4.2 The Note is transferable in whole and not in part to any wholly-owned
Subsidiaries of the Noteholder subject to prior notification to the
Company but not to any third parties.
4.3 Any assignment or transfer of the Note shall be in respect of the whole
and not in part of the outstanding principal amount of the Note. Title
to the Note passes only upon the cancellation of the existing
certificate and the issue of a new certificate in accordance with Clause
4.4. The Noteholder will (except as otherwise required by law) be
treated as the absolute owner of the Note for all purposes (whether or
not overdue and regardless of any notice of ownership, trust or any
interest in it or any writing on, or the theft or loss of, the
certificates issued in respect of them) and no person will be liable for
so treating the Noteholder.

__SUPPLIED MATERIAL__:

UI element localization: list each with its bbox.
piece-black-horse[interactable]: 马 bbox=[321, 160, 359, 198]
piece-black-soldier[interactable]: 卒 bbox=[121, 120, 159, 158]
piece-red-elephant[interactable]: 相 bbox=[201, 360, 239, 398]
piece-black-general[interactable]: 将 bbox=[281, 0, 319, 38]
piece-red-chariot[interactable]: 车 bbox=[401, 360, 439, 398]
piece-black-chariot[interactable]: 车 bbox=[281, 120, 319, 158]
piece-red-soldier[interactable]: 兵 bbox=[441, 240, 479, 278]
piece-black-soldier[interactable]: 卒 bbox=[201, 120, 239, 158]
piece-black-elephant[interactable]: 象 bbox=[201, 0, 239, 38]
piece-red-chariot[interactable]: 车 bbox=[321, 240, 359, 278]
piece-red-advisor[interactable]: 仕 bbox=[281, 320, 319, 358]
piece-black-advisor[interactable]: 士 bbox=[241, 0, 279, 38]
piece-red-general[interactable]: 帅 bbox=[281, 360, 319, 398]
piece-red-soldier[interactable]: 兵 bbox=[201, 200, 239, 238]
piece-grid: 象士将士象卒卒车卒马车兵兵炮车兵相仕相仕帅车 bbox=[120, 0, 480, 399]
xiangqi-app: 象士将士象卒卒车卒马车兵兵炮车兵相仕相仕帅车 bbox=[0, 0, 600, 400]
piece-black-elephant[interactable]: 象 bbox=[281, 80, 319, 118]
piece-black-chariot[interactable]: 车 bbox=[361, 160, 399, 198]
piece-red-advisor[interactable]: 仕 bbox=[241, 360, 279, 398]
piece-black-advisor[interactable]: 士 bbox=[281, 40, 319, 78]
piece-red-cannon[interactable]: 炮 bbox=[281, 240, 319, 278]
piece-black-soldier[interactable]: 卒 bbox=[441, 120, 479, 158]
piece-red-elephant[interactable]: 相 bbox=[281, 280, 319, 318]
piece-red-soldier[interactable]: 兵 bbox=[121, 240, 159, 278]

__STATED PROBLEM A__: Write out the passage of the note transfer clause from "4.2 The Note" to "any third parties.", word for word.
__STATED PROBLEM B__: Carry on the note transfer clause from the point where it stops.

__EXERCISE RESPONSE A__:
4.2 The Note is transferable in whole and not in part to any wholly-owned
Subsidiaries of the Noteholder subject to prior notification to the
Company but not to any third parties.

__EXERCISE RESPONSE B__:
4.4 A Note may be transferred by delivery to the Company of a duly executed
Transfer Form together with the certificate for the Note being
transferred. The Company shall, within five (5) Business Days of receipt
of such documents from the Noteholder, cancel the existing Note, issue a
new Note and certificate in respect thereof under the seal of the
Company in favour of the transferee or assignee as applicable.
4.5 Any legal and other costs and expenses which may be incurred by the
Company in connection with any transfer or assignment of the Note or any
request thereof shall be borne by the transferor.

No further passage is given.